§ Task brief
Scan the data below for the string "JSON". Show every line where it turns up.

§ Records to use

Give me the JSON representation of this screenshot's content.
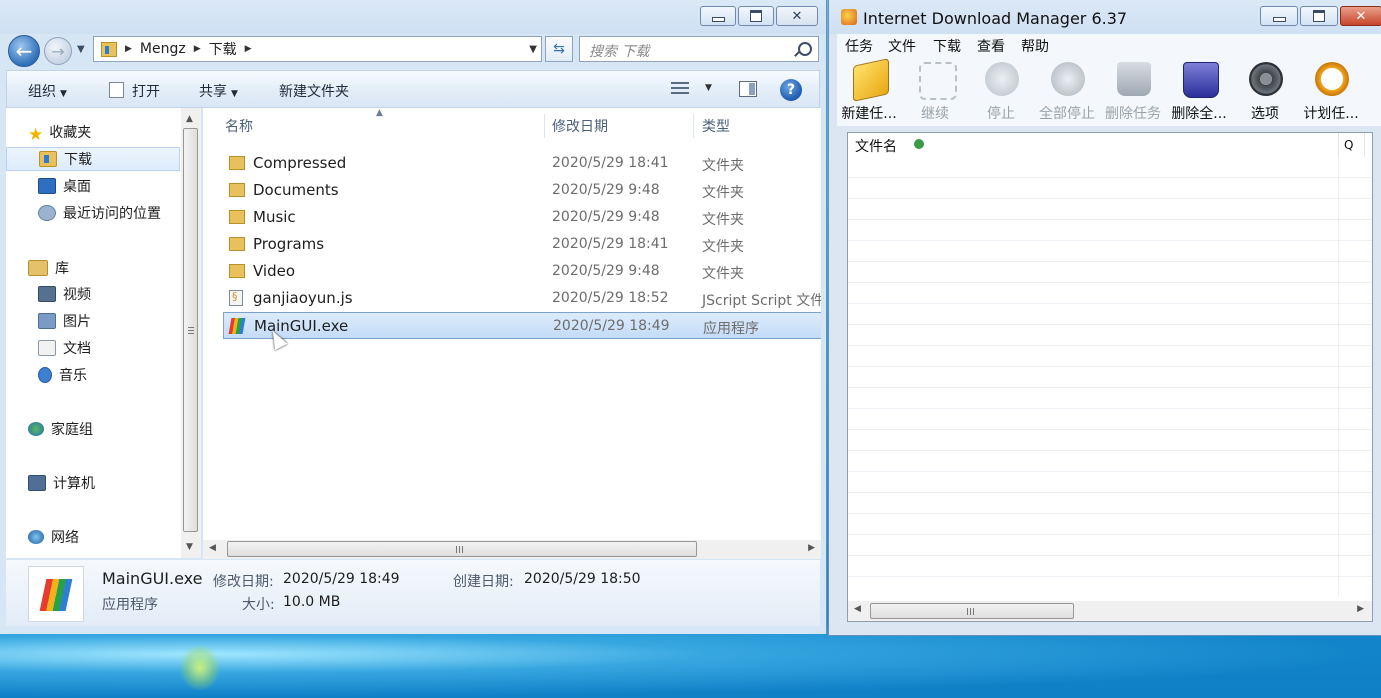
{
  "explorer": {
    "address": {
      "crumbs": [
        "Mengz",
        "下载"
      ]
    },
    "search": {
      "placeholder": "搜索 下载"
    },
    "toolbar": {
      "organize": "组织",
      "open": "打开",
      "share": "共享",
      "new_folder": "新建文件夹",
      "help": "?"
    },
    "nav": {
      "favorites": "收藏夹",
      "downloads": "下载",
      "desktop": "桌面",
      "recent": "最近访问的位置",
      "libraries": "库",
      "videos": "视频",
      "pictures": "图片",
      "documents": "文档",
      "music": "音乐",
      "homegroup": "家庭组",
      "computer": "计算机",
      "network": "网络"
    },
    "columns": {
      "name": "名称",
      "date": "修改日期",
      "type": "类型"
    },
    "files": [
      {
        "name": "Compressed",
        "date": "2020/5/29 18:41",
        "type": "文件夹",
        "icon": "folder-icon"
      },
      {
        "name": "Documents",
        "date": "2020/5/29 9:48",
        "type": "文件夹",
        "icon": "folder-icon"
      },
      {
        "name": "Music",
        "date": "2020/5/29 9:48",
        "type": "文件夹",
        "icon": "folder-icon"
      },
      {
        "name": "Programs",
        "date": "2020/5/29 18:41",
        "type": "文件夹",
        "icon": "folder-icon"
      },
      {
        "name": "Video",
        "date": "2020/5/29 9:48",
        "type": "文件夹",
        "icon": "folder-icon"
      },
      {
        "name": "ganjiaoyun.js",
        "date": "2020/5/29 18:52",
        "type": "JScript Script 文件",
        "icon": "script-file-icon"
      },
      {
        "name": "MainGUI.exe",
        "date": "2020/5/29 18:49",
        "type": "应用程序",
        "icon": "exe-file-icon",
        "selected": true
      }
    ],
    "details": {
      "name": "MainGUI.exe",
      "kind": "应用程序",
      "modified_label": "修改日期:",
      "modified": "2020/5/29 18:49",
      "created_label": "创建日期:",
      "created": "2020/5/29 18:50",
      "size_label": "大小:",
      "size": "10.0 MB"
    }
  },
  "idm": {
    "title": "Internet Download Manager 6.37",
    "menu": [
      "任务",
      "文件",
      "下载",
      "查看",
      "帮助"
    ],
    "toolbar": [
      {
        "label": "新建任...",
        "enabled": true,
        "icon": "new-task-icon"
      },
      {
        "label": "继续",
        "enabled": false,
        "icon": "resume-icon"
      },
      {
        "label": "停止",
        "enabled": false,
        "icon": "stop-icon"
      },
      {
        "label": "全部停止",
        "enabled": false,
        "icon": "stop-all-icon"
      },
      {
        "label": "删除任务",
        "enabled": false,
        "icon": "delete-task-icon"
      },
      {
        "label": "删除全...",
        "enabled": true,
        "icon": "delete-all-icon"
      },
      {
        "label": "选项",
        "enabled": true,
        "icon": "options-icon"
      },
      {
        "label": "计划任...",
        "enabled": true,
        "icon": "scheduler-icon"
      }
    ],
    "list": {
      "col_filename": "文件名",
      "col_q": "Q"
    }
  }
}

...

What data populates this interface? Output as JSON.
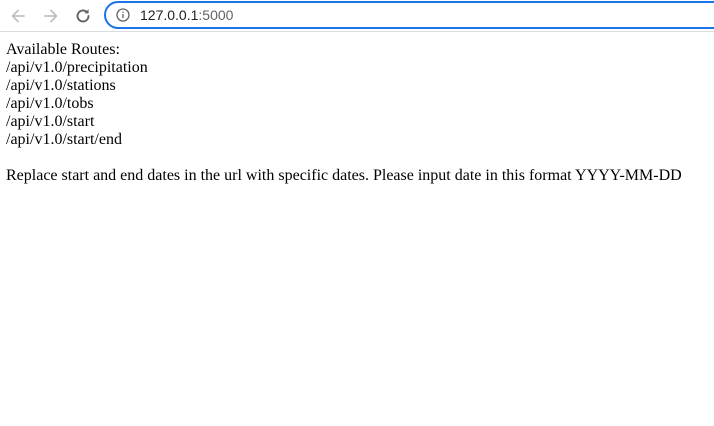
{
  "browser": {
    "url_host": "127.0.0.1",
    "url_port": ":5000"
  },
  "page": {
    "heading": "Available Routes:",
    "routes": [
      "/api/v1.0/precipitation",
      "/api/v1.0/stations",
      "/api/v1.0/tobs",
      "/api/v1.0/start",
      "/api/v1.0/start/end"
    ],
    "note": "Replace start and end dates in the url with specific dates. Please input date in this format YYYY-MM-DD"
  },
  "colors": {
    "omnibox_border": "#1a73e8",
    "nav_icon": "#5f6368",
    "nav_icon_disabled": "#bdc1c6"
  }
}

§ The solution
Give me the JSON representation of this screenshot's content.
What data populates this interface? Output as JSON.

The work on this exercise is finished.